# Short task
Each entry below is to be duplicated verbatim.

#### Task inputs

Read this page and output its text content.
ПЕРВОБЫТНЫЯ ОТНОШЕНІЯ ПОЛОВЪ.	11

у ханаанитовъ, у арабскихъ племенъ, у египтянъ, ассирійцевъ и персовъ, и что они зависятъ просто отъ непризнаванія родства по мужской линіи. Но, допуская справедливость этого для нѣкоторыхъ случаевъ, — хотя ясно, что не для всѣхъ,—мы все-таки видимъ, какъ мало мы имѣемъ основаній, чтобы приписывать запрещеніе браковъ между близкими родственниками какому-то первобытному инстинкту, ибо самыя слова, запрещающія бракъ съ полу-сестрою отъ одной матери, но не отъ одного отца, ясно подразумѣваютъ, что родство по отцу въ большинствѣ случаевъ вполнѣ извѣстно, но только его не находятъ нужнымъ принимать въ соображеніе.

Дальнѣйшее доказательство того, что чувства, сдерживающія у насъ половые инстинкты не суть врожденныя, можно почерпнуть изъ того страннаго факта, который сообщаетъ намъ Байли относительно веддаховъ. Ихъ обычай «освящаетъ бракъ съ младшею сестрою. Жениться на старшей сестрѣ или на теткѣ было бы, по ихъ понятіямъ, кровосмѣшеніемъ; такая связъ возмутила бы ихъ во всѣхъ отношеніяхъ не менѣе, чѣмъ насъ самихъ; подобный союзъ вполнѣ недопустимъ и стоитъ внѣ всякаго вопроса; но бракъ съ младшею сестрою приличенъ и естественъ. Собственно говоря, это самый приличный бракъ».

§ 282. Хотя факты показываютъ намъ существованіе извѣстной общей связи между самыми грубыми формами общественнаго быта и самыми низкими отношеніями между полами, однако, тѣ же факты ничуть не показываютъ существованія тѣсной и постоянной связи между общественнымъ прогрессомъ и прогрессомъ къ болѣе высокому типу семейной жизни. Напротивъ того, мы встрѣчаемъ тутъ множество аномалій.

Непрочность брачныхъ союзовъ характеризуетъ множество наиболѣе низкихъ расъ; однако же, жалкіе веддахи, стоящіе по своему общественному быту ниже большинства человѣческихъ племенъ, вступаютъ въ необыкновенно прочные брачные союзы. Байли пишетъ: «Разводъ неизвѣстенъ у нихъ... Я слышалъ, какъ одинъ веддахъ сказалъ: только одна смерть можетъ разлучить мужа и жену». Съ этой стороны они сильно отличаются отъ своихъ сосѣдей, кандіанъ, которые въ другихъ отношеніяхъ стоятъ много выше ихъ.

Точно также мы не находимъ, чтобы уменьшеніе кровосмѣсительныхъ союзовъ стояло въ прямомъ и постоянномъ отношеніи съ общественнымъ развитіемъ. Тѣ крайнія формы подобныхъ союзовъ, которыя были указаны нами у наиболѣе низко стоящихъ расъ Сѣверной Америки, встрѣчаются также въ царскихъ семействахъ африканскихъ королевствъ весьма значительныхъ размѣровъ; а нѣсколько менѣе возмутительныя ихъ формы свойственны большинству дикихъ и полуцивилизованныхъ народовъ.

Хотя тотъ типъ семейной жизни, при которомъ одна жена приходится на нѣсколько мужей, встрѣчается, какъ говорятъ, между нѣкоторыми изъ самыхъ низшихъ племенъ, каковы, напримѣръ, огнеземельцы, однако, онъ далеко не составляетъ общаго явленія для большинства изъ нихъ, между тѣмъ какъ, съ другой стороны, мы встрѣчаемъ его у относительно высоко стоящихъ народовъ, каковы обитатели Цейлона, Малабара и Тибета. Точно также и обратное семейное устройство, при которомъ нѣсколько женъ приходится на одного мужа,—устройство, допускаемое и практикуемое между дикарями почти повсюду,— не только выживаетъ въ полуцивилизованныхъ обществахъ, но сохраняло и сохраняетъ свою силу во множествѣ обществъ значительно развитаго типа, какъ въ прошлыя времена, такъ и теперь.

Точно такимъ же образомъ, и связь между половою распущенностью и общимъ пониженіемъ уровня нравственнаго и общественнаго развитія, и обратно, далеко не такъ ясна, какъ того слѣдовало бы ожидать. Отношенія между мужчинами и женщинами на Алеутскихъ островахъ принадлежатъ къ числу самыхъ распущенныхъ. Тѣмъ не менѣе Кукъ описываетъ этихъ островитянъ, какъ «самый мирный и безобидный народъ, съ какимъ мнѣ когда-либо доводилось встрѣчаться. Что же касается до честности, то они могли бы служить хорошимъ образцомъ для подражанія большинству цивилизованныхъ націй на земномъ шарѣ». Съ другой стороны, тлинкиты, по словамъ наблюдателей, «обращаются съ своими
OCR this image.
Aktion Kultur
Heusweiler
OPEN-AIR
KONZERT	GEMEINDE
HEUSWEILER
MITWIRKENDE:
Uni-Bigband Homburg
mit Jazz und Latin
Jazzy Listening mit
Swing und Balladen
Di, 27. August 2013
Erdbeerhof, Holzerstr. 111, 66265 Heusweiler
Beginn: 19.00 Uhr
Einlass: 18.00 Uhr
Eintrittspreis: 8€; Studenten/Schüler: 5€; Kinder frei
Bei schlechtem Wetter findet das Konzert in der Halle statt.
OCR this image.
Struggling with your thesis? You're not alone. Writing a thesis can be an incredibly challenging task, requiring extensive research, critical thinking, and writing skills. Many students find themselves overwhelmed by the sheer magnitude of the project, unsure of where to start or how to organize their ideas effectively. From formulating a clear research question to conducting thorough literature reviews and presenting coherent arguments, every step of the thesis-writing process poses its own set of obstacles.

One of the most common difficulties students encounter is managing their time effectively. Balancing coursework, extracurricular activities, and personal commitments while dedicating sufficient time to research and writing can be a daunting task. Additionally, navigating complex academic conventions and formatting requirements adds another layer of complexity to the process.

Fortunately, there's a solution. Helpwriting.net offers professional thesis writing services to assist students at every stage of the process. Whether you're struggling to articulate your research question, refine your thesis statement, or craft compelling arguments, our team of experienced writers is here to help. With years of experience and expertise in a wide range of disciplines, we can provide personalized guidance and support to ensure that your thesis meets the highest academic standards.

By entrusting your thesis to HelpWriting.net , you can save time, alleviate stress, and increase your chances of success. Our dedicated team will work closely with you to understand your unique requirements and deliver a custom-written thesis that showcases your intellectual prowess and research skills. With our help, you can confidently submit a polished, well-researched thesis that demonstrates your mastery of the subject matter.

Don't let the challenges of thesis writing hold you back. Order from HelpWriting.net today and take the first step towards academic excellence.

########

# Solution below
Read this page and output its text content.
ПЕРВОБЫТНЫЯ ОТНОШЕНІЯ ПОЛОВЪ.	11

у ханаанитовъ, у арабскихъ племенъ, у египтянъ, ассирійцевъ и персовъ, и что они зависятъ просто отъ непризнаванія родства по мужской линіи. Но, допуская справедливость этого для нѣкоторыхъ случаевъ, — хотя ясно, что не для всѣхъ,—мы все-таки видимъ, какъ мало мы имѣемъ основаній, чтобы приписывать запрещеніе браковъ между близкими родственниками какому-то первобытному инстинкту, ибо самыя слова, запрещающія бракъ съ полу-сестрою отъ одной матери, но не отъ одного отца, ясно подразумѣваютъ, что родство по отцу въ большинствѣ случаевъ вполнѣ извѣстно, но только его не находятъ нужнымъ принимать въ соображеніе.

Дальнѣйшее доказательство того, что чувства, сдерживающія у насъ половые инстинкты не суть врожденныя, можно почерпнуть изъ того страннаго факта, который сообщаетъ намъ Байли относительно веддаховъ. Ихъ обычай «освящаетъ бракъ съ младшею сестрою. Жениться на старшей сестрѣ или на теткѣ было бы, по ихъ понятіямъ, кровосмѣшеніемъ; такая связъ возмутила бы ихъ во всѣхъ отношеніяхъ не менѣе, чѣмъ насъ самихъ; подобный союзъ вполнѣ недопустимъ и стоитъ внѣ всякаго вопроса; но бракъ съ младшею сестрою приличенъ и естественъ. Собственно говоря, это самый приличный бракъ».

§ 282. Хотя факты показываютъ намъ существованіе извѣстной общей связи между самыми грубыми формами общественнаго быта и самыми низкими отношеніями между полами, однако, тѣ же факты ничуть не показываютъ существованія тѣсной и постоянной связи между общественнымъ прогрессомъ и прогрессомъ къ болѣе высокому типу семейной жизни. Напротивъ того, мы встрѣчаемъ тутъ множество аномалій.

Непрочность брачныхъ союзовъ характеризуетъ множество наиболѣе низкихъ расъ; однако же, жалкіе веддахи, стоящіе по своему общественному быту ниже большинства человѣческихъ племенъ, вступаютъ въ необыкновенно прочные брачные союзы. Байли пишетъ: «Разводъ неизвѣстенъ у нихъ... Я слышалъ, какъ одинъ веддахъ сказалъ: только одна смерть можетъ разлучить мужа и жену». Съ этой стороны они сильно отличаются отъ своихъ сосѣдей, кандіанъ, которые въ другихъ отношеніяхъ стоятъ много выше ихъ.

Точно также мы не находимъ, чтобы уменьшеніе кровосмѣсительныхъ союзовъ стояло въ прямомъ и постоянномъ отношеніи съ общественнымъ развитіемъ. Тѣ крайнія формы подобныхъ союзовъ, которыя были указаны нами у наиболѣе низко стоящихъ расъ Сѣверной Америки, встрѣчаются также въ царскихъ семействахъ африканскихъ королевствъ весьма значительныхъ размѣровъ; а нѣсколько менѣе возмутительныя ихъ формы свойственны большинству дикихъ и полуцивилизованныхъ народовъ.

Хотя тотъ типъ семейной жизни, при которомъ одна жена приходится на нѣсколько мужей, встрѣчается, какъ говорятъ, между нѣкоторыми изъ самыхъ низшихъ племенъ, каковы, напримѣръ, огнеземельцы, однако, онъ далеко не составляетъ общаго явленія для большинства изъ нихъ, между тѣмъ какъ, съ другой стороны, мы встрѣчаемъ его у относительно высоко стоящихъ народовъ, каковы обитатели Цейлона, Малабара и Тибета. Точно также и обратное семейное устройство, при которомъ нѣсколько женъ приходится на одного мужа,—устройство, допускаемое и практикуемое между дикарями почти повсюду,— не только выживаетъ въ полуцивилизованныхъ обществахъ, но сохраняло и сохраняетъ свою силу во множествѣ обществъ значительно развитаго типа, какъ въ прошлыя времена, такъ и теперь.

Точно такимъ же образомъ, и связь между половою распущенностью и общимъ пониженіемъ уровня нравственнаго и общественнаго развитія, и обратно, далеко не такъ ясна, какъ того слѣдовало бы ожидать. Отношенія между мужчинами и женщинами на Алеутскихъ островахъ принадлежатъ къ числу самыхъ распущенныхъ. Тѣмъ не менѣе Кукъ описываетъ этихъ островитянъ, какъ «самый мирный и безобидный народъ, съ какимъ мнѣ когда-либо доводилось встрѣчаться. Что же касается до честности, то они могли бы служить хорошимъ образцомъ для подражанія большинству цивилизованныхъ націй на земномъ шарѣ». Съ другой стороны, тлинкиты, по словамъ наблюдателей, «обращаются съ своими
OCR this image.
Aktion Kultur
Heusweiler
OPEN-AIR
KONZERT	GEMEINDE
HEUSWEILER
MITWIRKENDE:
Uni-Bigband Homburg
mit Jazz und Latin
Jazzy Listening mit
Swing und Balladen
Di, 27. August 2013
Erdbeerhof, Holzerstr. 111, 66265 Heusweiler
Beginn: 19.00 Uhr
Einlass: 18.00 Uhr
Eintrittspreis: 8€; Studenten/Schüler: 5€; Kinder frei
Bei schlechtem Wetter findet das Konzert in der Halle statt.
OCR this image.
Struggling with your thesis? You're not alone. Writing a thesis can be an incredibly challenging task, requiring extensive research, critical thinking, and writing skills. Many students find themselves overwhelmed by the sheer magnitude of the project, unsure of where to start or how to organize their ideas effectively. From formulating a clear research question to conducting thorough literature reviews and presenting coherent arguments, every step of the thesis-writing process poses its own set of obstacles.

One of the most common difficulties students encounter is managing their time effectively. Balancing coursework, extracurricular activities, and personal commitments while dedicating sufficient time to research and writing can be a daunting task. Additionally, navigating complex academic conventions and formatting requirements adds another layer of complexity to the process.

Fortunately, there's a solution. Helpwriting.net offers professional thesis writing services to assist students at every stage of the process. Whether you're struggling to articulate your research question, refine your thesis statement, or craft compelling arguments, our team of experienced writers is here to help. With years of experience and expertise in a wide range of disciplines, we can provide personalized guidance and support to ensure that your thesis meets the highest academic standards.

By entrusting your thesis to HelpWriting.net , you can save time, alleviate stress, and increase your chances of success. Our dedicated team will work closely with you to understand your unique requirements and deliver a custom-written thesis that showcases your intellectual prowess and research skills. With our help, you can confidently submit a polished, well-researched thesis that demonstrates your mastery of the subject matter.

Don't let the challenges of thesis writing hold you back. Order from HelpWriting.net today and take the first step towards academic excellence.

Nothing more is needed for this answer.